Chart and figure data

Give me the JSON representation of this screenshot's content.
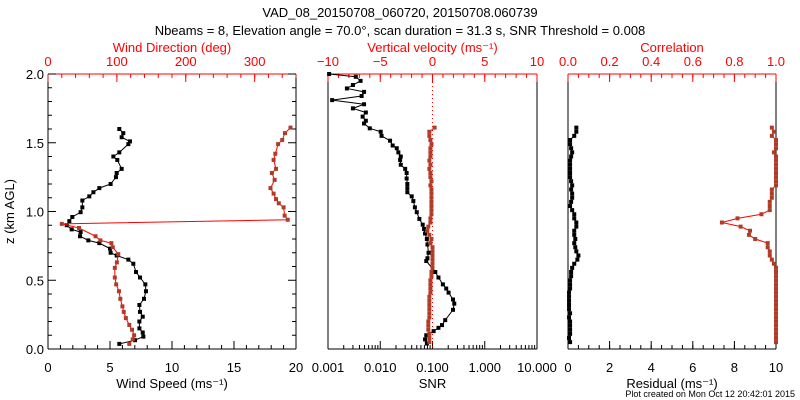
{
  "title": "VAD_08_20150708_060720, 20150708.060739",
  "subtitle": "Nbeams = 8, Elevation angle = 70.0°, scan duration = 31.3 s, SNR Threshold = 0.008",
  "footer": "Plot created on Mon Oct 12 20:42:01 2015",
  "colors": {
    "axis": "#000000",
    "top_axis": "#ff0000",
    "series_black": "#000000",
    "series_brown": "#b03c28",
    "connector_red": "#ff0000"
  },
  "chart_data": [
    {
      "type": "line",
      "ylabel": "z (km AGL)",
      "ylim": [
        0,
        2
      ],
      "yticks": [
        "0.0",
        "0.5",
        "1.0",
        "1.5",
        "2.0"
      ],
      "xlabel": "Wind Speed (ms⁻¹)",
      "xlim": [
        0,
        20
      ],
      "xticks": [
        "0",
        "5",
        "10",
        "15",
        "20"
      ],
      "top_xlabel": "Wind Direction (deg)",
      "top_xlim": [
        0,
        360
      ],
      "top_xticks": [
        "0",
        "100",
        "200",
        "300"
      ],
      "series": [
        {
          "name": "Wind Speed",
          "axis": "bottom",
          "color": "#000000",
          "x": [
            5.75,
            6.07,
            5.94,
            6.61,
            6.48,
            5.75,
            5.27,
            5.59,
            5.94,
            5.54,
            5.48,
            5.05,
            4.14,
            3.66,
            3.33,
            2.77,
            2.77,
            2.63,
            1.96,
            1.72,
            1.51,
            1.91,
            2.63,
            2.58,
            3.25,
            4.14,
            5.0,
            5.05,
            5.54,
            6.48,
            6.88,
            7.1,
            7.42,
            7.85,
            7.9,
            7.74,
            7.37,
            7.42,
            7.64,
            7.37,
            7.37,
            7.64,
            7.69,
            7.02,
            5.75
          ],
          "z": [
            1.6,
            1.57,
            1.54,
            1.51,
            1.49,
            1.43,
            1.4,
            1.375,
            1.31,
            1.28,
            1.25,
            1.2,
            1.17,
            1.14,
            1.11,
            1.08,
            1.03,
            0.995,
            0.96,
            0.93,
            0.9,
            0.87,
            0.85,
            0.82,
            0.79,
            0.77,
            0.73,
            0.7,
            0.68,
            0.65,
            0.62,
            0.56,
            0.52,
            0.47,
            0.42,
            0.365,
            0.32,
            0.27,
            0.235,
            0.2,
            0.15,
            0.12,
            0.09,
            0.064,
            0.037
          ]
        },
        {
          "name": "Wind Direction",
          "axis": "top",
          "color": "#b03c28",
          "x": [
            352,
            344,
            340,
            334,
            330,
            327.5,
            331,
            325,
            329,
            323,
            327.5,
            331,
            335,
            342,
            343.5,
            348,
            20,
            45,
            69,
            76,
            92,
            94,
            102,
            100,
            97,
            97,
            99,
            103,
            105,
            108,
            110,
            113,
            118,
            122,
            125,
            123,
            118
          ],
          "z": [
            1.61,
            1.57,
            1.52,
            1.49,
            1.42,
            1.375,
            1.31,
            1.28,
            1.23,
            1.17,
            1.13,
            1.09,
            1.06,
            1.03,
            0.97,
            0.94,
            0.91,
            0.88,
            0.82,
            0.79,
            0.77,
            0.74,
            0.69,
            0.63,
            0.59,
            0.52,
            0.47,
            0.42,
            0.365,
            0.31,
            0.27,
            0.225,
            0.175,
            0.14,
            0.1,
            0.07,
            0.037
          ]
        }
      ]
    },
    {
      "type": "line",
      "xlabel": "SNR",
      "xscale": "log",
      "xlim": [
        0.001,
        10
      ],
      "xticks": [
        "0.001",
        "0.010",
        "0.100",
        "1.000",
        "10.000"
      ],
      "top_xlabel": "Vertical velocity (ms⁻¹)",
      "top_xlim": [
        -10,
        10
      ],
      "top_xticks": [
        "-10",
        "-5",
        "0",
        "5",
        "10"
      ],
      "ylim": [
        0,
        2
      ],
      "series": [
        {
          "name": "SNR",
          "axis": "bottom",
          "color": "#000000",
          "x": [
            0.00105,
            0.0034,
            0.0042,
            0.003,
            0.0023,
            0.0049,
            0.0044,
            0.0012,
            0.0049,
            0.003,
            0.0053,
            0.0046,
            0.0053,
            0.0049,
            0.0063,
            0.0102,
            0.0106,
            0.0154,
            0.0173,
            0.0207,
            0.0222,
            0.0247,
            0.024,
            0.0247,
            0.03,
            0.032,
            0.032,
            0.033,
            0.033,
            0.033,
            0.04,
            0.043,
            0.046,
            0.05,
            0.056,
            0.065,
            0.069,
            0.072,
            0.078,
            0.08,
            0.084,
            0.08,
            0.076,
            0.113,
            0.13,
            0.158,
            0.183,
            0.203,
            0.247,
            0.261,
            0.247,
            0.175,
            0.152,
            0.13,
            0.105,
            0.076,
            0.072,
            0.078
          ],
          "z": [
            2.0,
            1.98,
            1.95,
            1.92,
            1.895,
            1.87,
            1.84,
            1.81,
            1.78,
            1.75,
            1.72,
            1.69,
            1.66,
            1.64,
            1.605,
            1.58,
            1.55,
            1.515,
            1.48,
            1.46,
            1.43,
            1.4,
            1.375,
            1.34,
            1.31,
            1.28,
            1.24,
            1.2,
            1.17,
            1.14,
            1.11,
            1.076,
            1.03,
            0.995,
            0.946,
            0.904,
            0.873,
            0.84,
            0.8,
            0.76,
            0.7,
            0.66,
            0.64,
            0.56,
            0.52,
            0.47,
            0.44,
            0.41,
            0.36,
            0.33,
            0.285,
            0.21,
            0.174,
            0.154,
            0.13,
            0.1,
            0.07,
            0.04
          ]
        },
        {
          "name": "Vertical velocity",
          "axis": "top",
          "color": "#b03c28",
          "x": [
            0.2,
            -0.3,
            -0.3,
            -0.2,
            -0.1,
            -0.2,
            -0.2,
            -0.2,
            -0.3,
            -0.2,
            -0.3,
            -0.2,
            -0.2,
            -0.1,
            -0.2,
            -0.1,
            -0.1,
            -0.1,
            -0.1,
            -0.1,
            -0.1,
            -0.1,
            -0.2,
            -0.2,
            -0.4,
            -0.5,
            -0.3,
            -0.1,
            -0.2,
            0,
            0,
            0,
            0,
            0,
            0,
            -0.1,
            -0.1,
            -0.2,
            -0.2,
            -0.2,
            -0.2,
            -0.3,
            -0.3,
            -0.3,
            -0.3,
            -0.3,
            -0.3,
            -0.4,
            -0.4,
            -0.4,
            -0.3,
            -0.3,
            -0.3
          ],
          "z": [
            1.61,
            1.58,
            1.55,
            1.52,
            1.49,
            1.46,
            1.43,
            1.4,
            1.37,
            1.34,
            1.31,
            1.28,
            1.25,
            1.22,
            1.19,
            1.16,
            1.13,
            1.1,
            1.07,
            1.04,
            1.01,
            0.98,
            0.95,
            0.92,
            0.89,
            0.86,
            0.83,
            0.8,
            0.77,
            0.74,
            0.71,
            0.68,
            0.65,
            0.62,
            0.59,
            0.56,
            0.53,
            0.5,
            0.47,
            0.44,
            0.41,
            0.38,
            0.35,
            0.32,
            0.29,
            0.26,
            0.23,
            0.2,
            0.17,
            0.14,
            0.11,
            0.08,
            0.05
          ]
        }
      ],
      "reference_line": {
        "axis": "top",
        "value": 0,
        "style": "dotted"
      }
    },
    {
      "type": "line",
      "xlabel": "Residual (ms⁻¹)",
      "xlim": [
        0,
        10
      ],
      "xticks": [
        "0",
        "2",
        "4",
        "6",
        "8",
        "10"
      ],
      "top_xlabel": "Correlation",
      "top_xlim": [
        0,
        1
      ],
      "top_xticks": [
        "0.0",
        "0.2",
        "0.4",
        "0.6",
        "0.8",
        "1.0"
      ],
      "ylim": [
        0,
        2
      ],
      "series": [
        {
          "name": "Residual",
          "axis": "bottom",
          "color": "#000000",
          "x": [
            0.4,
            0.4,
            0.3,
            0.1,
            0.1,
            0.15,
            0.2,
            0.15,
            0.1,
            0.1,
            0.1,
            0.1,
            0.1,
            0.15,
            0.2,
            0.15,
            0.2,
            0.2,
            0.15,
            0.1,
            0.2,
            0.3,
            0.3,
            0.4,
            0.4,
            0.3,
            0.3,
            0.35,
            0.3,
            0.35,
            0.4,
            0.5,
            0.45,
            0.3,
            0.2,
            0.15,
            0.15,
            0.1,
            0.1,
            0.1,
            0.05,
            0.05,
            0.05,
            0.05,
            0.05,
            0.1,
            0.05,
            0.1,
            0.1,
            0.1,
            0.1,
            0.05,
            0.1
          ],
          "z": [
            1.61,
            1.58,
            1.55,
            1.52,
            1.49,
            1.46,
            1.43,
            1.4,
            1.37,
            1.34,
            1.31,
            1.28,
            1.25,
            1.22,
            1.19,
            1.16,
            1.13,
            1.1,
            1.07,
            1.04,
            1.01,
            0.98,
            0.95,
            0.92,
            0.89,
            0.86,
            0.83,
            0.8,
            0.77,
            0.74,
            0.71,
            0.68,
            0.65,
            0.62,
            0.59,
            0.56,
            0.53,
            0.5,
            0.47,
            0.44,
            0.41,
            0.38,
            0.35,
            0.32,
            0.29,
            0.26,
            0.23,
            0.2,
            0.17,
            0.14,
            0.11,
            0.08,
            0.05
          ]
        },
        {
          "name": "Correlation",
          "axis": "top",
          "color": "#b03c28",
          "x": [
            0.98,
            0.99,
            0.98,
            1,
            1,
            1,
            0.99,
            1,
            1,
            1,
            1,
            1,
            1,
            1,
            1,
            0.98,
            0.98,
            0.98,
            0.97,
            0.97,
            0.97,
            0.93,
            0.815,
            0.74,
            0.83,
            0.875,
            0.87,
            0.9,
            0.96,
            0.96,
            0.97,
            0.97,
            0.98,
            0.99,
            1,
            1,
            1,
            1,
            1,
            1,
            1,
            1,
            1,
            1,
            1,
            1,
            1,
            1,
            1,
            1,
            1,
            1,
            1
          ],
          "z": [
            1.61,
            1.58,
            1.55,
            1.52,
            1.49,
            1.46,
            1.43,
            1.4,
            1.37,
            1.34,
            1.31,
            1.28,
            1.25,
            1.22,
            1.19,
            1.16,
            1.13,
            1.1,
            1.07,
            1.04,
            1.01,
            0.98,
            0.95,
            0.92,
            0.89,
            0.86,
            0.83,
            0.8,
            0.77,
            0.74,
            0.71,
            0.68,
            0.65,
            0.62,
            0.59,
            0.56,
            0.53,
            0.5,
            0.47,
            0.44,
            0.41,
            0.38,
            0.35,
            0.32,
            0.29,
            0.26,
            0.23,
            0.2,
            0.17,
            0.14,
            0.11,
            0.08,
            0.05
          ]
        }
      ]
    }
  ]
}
* * *
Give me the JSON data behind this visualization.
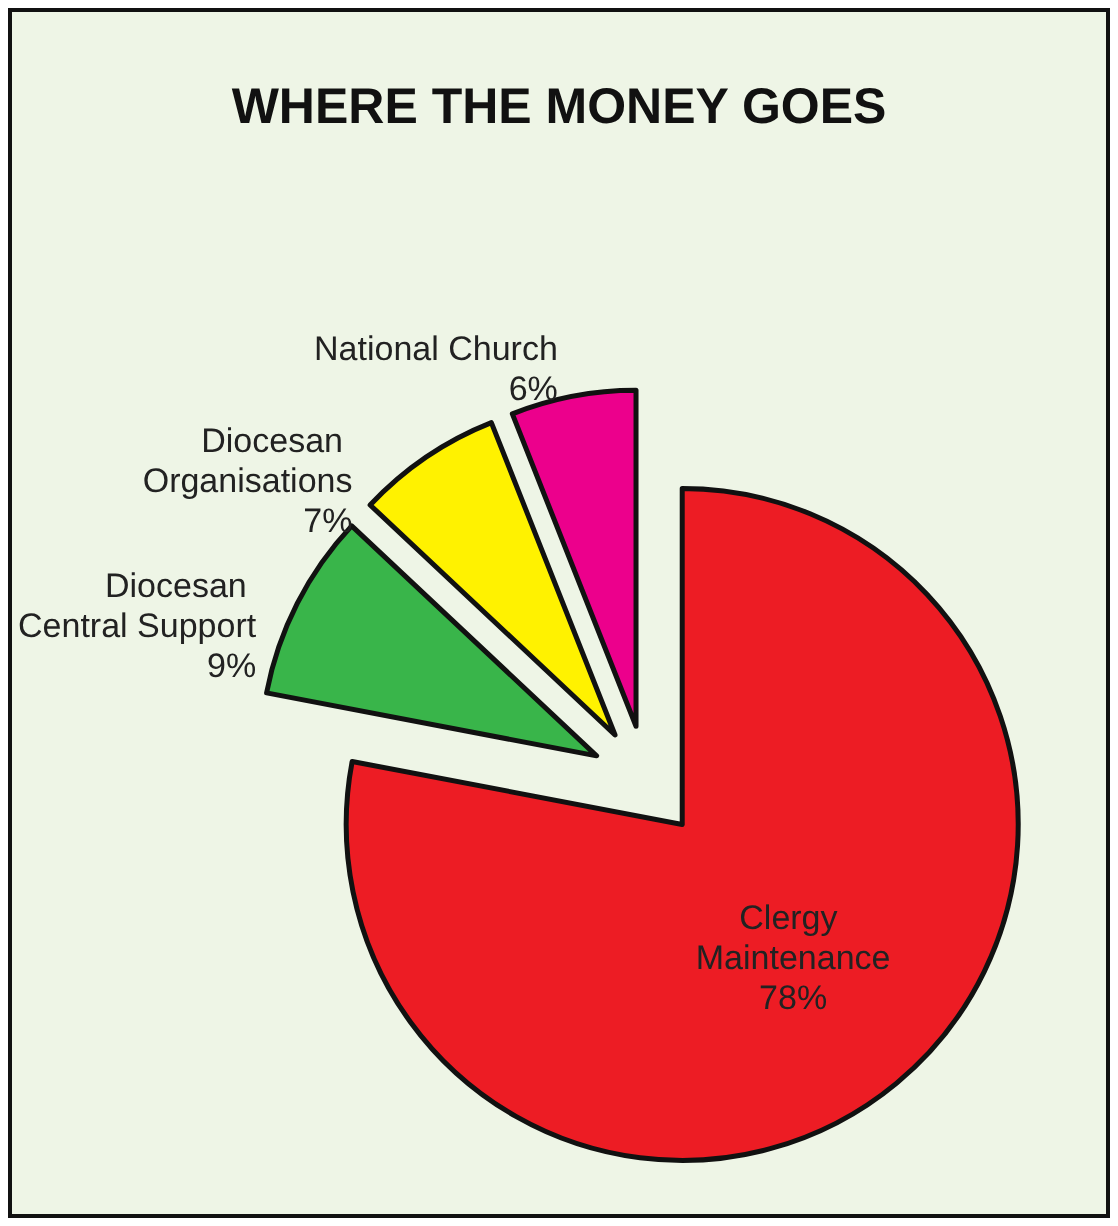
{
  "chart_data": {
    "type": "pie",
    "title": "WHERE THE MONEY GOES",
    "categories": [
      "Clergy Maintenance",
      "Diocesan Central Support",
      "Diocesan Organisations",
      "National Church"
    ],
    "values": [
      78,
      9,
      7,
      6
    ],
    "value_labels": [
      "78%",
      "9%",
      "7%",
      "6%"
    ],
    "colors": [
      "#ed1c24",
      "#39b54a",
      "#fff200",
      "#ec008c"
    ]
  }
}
--
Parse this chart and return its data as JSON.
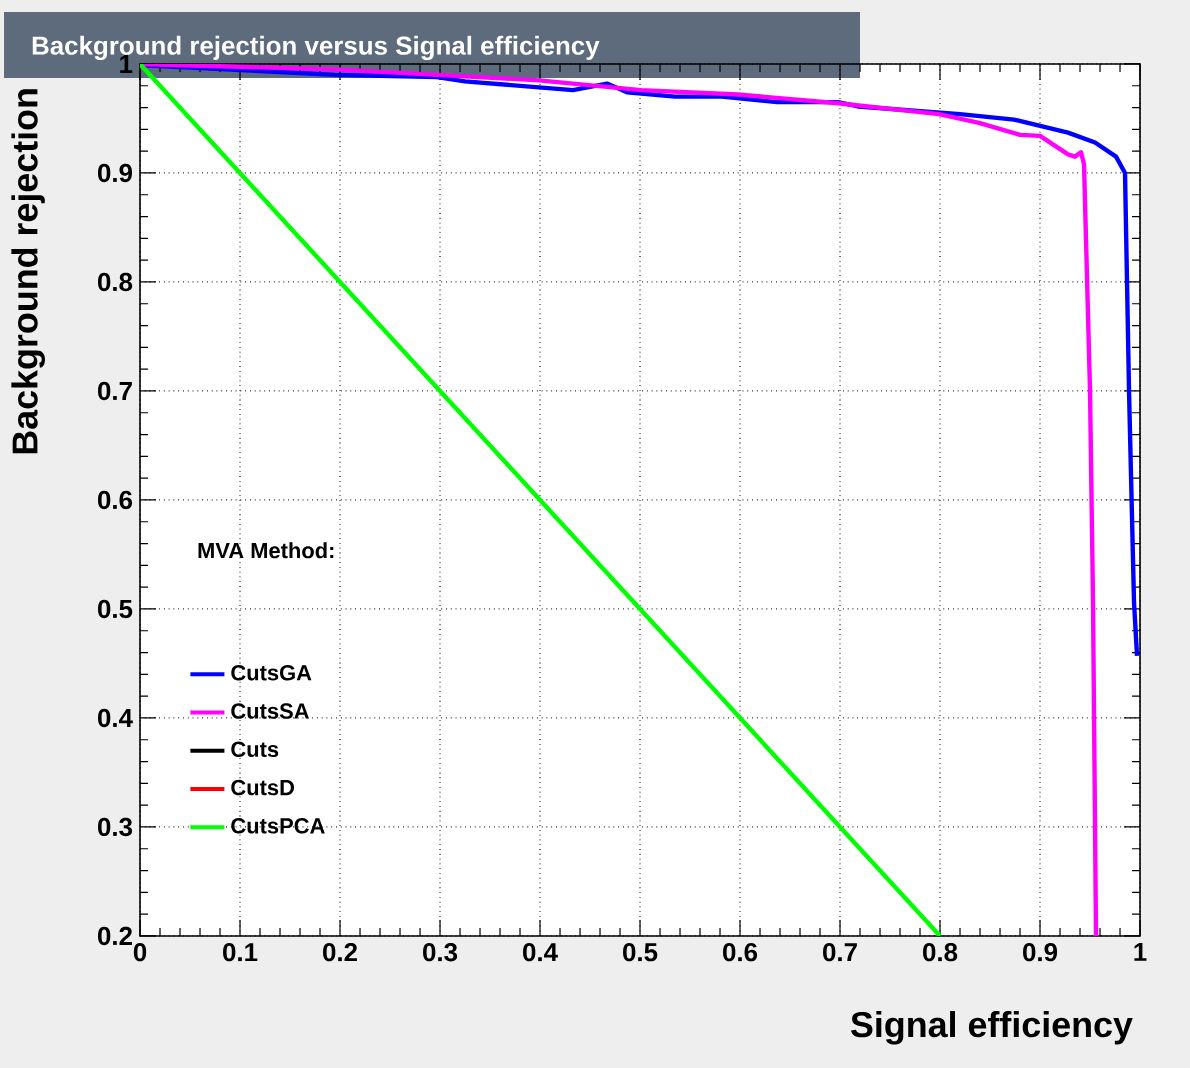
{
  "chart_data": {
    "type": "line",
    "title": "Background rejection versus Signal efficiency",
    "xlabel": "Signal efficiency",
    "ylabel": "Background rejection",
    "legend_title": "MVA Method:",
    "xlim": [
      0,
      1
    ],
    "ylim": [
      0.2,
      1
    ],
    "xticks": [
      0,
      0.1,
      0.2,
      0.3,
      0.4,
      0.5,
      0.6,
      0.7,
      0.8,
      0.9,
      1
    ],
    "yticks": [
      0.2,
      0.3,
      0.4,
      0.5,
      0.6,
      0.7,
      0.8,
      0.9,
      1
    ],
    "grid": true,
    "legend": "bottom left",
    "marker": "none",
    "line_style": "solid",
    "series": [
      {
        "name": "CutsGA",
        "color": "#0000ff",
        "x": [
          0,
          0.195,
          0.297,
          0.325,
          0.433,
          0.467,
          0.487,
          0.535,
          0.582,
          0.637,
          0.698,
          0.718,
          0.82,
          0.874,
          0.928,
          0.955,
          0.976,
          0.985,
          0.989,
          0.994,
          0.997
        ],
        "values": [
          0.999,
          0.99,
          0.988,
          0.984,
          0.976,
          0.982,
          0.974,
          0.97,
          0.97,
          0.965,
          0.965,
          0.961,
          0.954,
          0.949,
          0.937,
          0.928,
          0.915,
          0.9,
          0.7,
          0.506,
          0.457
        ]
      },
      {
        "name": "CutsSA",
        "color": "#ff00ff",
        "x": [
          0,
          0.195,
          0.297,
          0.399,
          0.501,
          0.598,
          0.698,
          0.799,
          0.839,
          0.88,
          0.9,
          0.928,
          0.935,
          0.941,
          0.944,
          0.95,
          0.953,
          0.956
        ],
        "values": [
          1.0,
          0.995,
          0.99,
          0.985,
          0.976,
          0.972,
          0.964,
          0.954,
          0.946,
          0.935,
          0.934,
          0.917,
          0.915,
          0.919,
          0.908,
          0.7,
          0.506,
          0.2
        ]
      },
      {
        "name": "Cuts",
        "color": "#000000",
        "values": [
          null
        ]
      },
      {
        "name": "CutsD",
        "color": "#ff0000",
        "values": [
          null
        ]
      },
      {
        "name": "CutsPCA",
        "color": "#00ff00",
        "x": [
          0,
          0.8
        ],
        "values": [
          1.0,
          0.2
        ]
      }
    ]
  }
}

→ Required task
Read through the entries and copy each line in which "Wind" appears.

→ The response
      "xlabel": "Wind Speed (ms⁻¹)",
      "top_xlabel": "Wind Direction (deg)",
          "name": "Wind Speed",
          "name": "Wind Direction",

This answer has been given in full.